◆ WORK INSTRUCTIONS
In the records below, locate the line containing "What data populates"; output that line and every following line through the last, exactly.

[Dataset excerpts]
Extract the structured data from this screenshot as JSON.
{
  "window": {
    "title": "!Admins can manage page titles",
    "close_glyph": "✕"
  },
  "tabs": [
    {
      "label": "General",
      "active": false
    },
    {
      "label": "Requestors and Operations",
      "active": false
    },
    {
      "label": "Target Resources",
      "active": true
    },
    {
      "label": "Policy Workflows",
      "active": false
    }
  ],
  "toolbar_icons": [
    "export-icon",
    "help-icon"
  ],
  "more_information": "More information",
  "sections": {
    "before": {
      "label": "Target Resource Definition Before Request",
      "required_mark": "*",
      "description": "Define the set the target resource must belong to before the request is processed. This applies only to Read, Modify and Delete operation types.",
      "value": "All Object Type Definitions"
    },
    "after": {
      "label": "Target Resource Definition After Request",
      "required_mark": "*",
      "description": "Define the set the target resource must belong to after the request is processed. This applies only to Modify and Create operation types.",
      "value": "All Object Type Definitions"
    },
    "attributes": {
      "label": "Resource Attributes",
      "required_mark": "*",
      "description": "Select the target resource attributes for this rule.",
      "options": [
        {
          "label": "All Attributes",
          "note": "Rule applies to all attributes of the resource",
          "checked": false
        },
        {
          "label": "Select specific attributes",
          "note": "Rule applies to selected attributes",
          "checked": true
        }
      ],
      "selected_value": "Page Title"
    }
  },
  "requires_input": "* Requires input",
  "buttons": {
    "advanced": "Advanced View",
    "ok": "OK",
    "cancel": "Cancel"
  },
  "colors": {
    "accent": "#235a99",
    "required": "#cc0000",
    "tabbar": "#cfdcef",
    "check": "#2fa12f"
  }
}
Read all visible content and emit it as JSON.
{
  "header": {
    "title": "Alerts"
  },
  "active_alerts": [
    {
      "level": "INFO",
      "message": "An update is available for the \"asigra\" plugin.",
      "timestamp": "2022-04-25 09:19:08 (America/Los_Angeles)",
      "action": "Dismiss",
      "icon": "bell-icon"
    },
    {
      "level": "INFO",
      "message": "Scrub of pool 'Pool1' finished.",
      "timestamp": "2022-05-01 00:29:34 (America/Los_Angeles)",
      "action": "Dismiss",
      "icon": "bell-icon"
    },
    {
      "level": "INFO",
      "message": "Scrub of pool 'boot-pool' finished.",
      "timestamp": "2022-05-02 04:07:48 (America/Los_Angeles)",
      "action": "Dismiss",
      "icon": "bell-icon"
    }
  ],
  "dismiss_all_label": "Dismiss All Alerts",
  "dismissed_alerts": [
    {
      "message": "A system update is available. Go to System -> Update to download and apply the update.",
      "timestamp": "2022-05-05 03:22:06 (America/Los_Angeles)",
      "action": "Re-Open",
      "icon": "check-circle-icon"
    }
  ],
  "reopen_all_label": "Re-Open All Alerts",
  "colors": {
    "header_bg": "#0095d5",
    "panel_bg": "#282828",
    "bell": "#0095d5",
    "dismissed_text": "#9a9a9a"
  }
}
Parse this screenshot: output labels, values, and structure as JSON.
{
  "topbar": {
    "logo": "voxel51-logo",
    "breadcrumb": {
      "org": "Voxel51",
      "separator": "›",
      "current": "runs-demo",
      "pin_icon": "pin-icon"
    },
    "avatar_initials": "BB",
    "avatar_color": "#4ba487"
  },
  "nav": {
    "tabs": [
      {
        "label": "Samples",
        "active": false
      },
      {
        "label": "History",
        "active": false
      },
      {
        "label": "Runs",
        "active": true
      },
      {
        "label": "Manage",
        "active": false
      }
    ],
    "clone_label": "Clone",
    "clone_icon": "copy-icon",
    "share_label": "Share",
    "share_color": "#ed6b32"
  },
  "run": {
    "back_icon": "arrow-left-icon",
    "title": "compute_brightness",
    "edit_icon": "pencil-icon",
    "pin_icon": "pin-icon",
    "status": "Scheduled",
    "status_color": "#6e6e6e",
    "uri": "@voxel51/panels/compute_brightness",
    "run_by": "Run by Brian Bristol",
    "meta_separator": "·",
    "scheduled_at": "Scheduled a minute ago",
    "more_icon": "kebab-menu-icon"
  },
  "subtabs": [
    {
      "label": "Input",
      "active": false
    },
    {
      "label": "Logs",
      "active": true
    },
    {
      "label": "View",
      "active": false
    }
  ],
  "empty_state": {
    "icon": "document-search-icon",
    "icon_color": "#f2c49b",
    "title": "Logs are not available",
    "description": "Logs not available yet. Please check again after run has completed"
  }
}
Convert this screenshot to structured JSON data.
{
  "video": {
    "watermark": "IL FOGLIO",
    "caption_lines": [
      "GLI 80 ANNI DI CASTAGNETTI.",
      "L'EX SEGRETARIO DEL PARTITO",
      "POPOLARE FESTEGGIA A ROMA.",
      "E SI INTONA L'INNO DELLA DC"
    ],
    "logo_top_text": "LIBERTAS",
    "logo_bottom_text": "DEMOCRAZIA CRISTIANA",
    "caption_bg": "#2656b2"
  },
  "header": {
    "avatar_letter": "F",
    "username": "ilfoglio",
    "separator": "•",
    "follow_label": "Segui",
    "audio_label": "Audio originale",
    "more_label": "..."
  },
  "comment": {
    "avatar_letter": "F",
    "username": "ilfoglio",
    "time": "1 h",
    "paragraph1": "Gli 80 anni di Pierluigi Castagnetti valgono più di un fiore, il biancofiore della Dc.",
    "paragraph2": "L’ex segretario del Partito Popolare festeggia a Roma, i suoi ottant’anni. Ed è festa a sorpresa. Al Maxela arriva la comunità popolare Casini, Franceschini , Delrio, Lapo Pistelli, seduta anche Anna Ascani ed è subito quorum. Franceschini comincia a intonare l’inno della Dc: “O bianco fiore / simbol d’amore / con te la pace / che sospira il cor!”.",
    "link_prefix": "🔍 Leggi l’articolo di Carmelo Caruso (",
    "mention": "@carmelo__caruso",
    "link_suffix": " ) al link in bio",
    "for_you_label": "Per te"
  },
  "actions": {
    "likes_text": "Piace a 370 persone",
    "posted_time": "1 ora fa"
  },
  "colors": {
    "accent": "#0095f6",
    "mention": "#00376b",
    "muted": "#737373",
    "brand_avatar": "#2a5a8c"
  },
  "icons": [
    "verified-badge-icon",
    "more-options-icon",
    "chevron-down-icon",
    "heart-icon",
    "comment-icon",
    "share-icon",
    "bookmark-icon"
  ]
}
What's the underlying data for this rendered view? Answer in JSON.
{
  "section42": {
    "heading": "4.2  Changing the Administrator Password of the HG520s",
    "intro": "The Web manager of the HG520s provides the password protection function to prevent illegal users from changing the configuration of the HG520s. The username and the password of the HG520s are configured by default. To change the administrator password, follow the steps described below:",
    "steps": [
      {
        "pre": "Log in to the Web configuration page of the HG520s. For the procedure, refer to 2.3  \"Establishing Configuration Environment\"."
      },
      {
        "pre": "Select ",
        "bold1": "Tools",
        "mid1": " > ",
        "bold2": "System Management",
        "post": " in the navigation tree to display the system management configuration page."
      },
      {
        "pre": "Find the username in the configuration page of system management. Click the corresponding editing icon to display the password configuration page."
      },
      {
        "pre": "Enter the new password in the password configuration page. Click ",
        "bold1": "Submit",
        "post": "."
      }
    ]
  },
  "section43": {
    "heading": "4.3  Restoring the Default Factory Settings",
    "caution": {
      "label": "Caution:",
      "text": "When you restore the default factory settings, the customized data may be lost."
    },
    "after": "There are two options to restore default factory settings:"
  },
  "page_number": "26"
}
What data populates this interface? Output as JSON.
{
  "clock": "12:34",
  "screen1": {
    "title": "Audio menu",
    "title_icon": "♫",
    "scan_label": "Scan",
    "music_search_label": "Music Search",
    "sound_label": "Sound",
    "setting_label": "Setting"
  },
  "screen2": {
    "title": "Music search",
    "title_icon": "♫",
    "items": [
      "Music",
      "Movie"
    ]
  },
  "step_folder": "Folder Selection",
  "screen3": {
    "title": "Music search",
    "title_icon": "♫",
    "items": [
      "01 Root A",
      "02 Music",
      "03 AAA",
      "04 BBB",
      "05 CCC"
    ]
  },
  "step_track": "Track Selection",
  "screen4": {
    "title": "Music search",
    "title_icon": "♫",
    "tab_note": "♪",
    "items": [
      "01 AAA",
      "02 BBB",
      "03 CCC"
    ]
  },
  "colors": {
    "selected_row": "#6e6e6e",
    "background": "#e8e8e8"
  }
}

◆ COMPLETE OUTPUT
What data populates this interface? Output as JSON.
{
  "clock": "12:34",
  "screen1": {
    "title": "Audio menu",
    "title_icon": "♫",
    "scan_label": "Scan",
    "music_search_label": "Music Search",
    "sound_label": "Sound",
    "setting_label": "Setting"
  },
  "screen2": {
    "title": "Music search",
    "title_icon": "♫",
    "items": [
      "Music",
      "Movie"
    ]
  },
  "step_folder": "Folder Selection",
  "screen3": {
    "title": "Music search",
    "title_icon": "♫",
    "items": [
      "01 Root A",
      "02 Music",
      "03 AAA",
      "04 BBB",
      "05 CCC"
    ]
  },
  "step_track": "Track Selection",
  "screen4": {
    "title": "Music search",
    "title_icon": "♫",
    "tab_note": "♪",
    "items": [
      "01 AAA",
      "02 BBB",
      "03 CCC"
    ]
  },
  "colors": {
    "selected_row": "#6e6e6e",
    "background": "#e8e8e8"
  }
}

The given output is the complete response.